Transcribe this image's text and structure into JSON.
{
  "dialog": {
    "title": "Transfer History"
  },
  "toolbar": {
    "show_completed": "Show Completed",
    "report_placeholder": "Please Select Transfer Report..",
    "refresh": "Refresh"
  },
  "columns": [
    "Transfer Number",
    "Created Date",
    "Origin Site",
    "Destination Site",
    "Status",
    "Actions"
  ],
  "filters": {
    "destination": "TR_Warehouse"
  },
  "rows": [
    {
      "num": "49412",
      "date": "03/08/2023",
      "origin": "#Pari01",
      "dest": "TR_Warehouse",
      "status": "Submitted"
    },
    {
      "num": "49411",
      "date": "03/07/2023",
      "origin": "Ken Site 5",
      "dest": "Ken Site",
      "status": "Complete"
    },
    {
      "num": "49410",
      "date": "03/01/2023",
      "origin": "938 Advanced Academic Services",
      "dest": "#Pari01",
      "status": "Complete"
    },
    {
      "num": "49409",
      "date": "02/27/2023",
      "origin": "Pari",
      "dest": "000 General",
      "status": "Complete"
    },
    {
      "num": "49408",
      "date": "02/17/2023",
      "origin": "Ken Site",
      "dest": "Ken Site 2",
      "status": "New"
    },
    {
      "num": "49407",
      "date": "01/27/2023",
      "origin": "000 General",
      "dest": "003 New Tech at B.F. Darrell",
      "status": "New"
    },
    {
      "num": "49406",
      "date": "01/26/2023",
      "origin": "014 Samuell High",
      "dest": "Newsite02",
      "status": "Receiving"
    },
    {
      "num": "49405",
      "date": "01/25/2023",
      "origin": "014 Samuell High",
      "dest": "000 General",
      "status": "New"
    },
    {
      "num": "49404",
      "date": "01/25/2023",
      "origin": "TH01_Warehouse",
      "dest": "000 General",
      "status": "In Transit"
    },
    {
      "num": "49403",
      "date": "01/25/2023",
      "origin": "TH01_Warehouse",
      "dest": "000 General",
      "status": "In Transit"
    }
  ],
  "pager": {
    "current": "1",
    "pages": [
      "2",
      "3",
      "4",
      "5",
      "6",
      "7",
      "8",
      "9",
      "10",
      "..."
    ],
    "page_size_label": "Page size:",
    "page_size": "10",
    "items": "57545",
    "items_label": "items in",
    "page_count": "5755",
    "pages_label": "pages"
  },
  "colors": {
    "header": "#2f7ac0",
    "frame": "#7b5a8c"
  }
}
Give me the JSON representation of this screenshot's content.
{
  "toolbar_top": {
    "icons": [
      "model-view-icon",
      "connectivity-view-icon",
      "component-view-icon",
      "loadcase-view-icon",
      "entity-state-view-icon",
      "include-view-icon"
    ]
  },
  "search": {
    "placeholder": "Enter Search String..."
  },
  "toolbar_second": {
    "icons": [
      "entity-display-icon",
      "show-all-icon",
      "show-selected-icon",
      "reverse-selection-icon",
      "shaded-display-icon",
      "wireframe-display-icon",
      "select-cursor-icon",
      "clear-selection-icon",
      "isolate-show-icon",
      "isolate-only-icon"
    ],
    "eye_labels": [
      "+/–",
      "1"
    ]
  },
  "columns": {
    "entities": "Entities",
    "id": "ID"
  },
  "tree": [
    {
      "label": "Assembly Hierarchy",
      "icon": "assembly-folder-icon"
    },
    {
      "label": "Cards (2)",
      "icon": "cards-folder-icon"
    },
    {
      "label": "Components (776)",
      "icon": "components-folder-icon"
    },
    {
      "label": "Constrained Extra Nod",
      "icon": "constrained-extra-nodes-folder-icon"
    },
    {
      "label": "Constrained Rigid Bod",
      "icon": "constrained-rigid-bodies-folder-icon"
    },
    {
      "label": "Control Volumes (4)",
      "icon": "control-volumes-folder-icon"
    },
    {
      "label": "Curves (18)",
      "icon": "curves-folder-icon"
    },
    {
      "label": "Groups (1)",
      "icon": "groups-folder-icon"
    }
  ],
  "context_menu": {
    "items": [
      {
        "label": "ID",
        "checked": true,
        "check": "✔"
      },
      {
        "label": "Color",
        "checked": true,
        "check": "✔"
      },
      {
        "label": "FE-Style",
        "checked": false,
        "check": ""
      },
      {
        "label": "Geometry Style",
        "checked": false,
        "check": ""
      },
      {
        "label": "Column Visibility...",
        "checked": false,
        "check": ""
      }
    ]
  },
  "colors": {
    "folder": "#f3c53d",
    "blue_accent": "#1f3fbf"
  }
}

◆ TASK PROMPT:
All of the data above should be transcribed exactly.

◆ THE RESPONSE:
Transcribe this image's text and structure into JSON.
{
  "dialog": {
    "title": "Transfer History"
  },
  "toolbar": {
    "show_completed": "Show Completed",
    "report_placeholder": "Please Select Transfer Report..",
    "refresh": "Refresh"
  },
  "columns": [
    "Transfer Number",
    "Created Date",
    "Origin Site",
    "Destination Site",
    "Status",
    "Actions"
  ],
  "filters": {
    "destination": "TR_Warehouse"
  },
  "rows": [
    {
      "num": "49412",
      "date": "03/08/2023",
      "origin": "#Pari01",
      "dest": "TR_Warehouse",
      "status": "Submitted"
    },
    {
      "num": "49411",
      "date": "03/07/2023",
      "origin": "Ken Site 5",
      "dest": "Ken Site",
      "status": "Complete"
    },
    {
      "num": "49410",
      "date": "03/01/2023",
      "origin": "938 Advanced Academic Services",
      "dest": "#Pari01",
      "status": "Complete"
    },
    {
      "num": "49409",
      "date": "02/27/2023",
      "origin": "Pari",
      "dest": "000 General",
      "status": "Complete"
    },
    {
      "num": "49408",
      "date": "02/17/2023",
      "origin": "Ken Site",
      "dest": "Ken Site 2",
      "status": "New"
    },
    {
      "num": "49407",
      "date": "01/27/2023",
      "origin": "000 General",
      "dest": "003 New Tech at B.F. Darrell",
      "status": "New"
    },
    {
      "num": "49406",
      "date": "01/26/2023",
      "origin": "014 Samuell High",
      "dest": "Newsite02",
      "status": "Receiving"
    },
    {
      "num": "49405",
      "date": "01/25/2023",
      "origin": "014 Samuell High",
      "dest": "000 General",
      "status": "New"
    },
    {
      "num": "49404",
      "date": "01/25/2023",
      "origin": "TH01_Warehouse",
      "dest": "000 General",
      "status": "In Transit"
    },
    {
      "num": "49403",
      "date": "01/25/2023",
      "origin": "TH01_Warehouse",
      "dest": "000 General",
      "status": "In Transit"
    }
  ],
  "pager": {
    "current": "1",
    "pages": [
      "2",
      "3",
      "4",
      "5",
      "6",
      "7",
      "8",
      "9",
      "10",
      "..."
    ],
    "page_size_label": "Page size:",
    "page_size": "10",
    "items": "57545",
    "items_label": "items in",
    "page_count": "5755",
    "pages_label": "pages"
  },
  "colors": {
    "header": "#2f7ac0",
    "frame": "#7b5a8c"
  }
}
Give me the JSON representation of this screenshot's content.
{
  "toolbar_top": {
    "icons": [
      "model-view-icon",
      "connectivity-view-icon",
      "component-view-icon",
      "loadcase-view-icon",
      "entity-state-view-icon",
      "include-view-icon"
    ]
  },
  "search": {
    "placeholder": "Enter Search String..."
  },
  "toolbar_second": {
    "icons": [
      "entity-display-icon",
      "show-all-icon",
      "show-selected-icon",
      "reverse-selection-icon",
      "shaded-display-icon",
      "wireframe-display-icon",
      "select-cursor-icon",
      "clear-selection-icon",
      "isolate-show-icon",
      "isolate-only-icon"
    ],
    "eye_labels": [
      "+/–",
      "1"
    ]
  },
  "columns": {
    "entities": "Entities",
    "id": "ID"
  },
  "tree": [
    {
      "label": "Assembly Hierarchy",
      "icon": "assembly-folder-icon"
    },
    {
      "label": "Cards (2)",
      "icon": "cards-folder-icon"
    },
    {
      "label": "Components (776)",
      "icon": "components-folder-icon"
    },
    {
      "label": "Constrained Extra Nod",
      "icon": "constrained-extra-nodes-folder-icon"
    },
    {
      "label": "Constrained Rigid Bod",
      "icon": "constrained-rigid-bodies-folder-icon"
    },
    {
      "label": "Control Volumes (4)",
      "icon": "control-volumes-folder-icon"
    },
    {
      "label": "Curves (18)",
      "icon": "curves-folder-icon"
    },
    {
      "label": "Groups (1)",
      "icon": "groups-folder-icon"
    }
  ],
  "context_menu": {
    "items": [
      {
        "label": "ID",
        "checked": true,
        "check": "✔"
      },
      {
        "label": "Color",
        "checked": true,
        "check": "✔"
      },
      {
        "label": "FE-Style",
        "checked": false,
        "check": ""
      },
      {
        "label": "Geometry Style",
        "checked": false,
        "check": ""
      },
      {
        "label": "Column Visibility...",
        "checked": false,
        "check": ""
      }
    ]
  },
  "colors": {
    "folder": "#f3c53d",
    "blue_accent": "#1f3fbf"
  }
}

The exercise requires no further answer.